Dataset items

══════

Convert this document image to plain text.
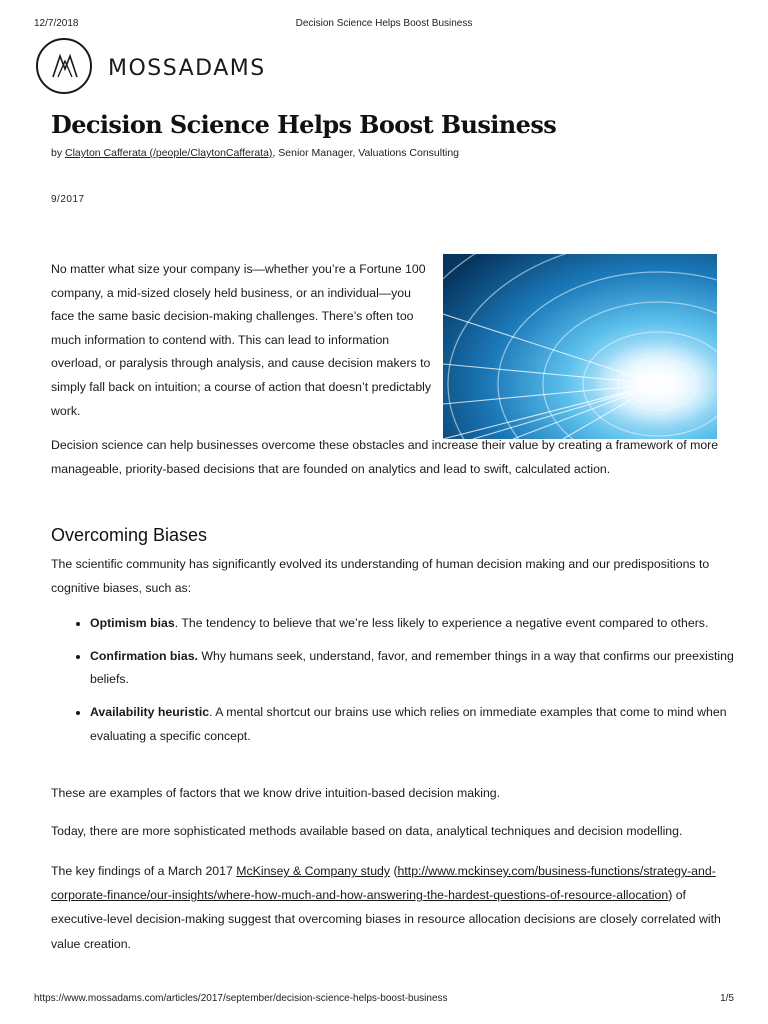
12/7/2018	Decision Science Helps Boost Business
MOSSADAMS
Decision Science Helps Boost Business
by Clayton Cafferata (/people/ClaytonCafferata), Senior Manager, Valuations Consulting
9/2017

No matter what size your company is—whether you’re a Fortune 100 company, a mid-sized closely held business, or an individual—you face the same basic decision-making challenges. There’s often too much information to contend with. This can lead to information overload, or paralysis through analysis, and cause decision makers to simply fall back on intuition; a course of action that doesn’t predictably work.

Decision science can help businesses overcome these obstacles and increase their value by creating a framework of more manageable, priority-based decisions that are founded on analytics and lead to swift, calculated action.

Overcoming Biases

The scientific community has significantly evolved its understanding of human decision making and our predispositions to cognitive biases, such as:

• Optimism bias. The tendency to believe that we’re less likely to experience a negative event compared to others.
• Confirmation bias. Why humans seek, understand, favor, and remember things in a way that confirms our preexisting beliefs.
• Availability heuristic. A mental shortcut our brains use which relies on immediate examples that come to mind when evaluating a specific concept.

These are examples of factors that we know drive intuition-based decision making.

Today, there are more sophisticated methods available based on data, analytical techniques and decision modelling.

The key findings of a March 2017 McKinsey & Company study (http://www.mckinsey.com/business-functions/strategy-and-corporate-finance/our-insights/where-how-much-and-how-answering-the-hardest-questions-of-resource-allocation) of executive-level decision-making suggest that overcoming biases in resource allocation decisions are closely correlated with value creation.

https://www.mossadams.com/articles/2017/september/decision-science-helps-boost-business	1/5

══════

> _PROBLEM DESCRIPTION_
Write every record out again exactly; no pictures belong in the copy.

> _COMPLETED EXERCISE_
Convert this document image to plain text.
12/7/2018	Decision Science Helps Boost Business
MOSSADAMS
Decision Science Helps Boost Business
by Clayton Cafferata (/people/ClaytonCafferata), Senior Manager, Valuations Consulting
9/2017

No matter what size your company is—whether you’re a Fortune 100 company, a mid-sized closely held business, or an individual—you face the same basic decision-making challenges. There’s often too much information to contend with. This can lead to information overload, or paralysis through analysis, and cause decision makers to simply fall back on intuition; a course of action that doesn’t predictably work.

Decision science can help businesses overcome these obstacles and increase their value by creating a framework of more manageable, priority-based decisions that are founded on analytics and lead to swift, calculated action.

Overcoming Biases

The scientific community has significantly evolved its understanding of human decision making and our predispositions to cognitive biases, such as:

• Optimism bias. The tendency to believe that we’re less likely to experience a negative event compared to others.
• Confirmation bias. Why humans seek, understand, favor, and remember things in a way that confirms our preexisting beliefs.
• Availability heuristic. A mental shortcut our brains use which relies on immediate examples that come to mind when evaluating a specific concept.

These are examples of factors that we know drive intuition-based decision making.

Today, there are more sophisticated methods available based on data, analytical techniques and decision modelling.

The key findings of a March 2017 McKinsey & Company study (http://www.mckinsey.com/business-functions/strategy-and-corporate-finance/our-insights/where-how-much-and-how-answering-the-hardest-questions-of-resource-allocation) of executive-level decision-making suggest that overcoming biases in resource allocation decisions are closely correlated with value creation.

https://www.mossadams.com/articles/2017/september/decision-science-helps-boost-business	1/5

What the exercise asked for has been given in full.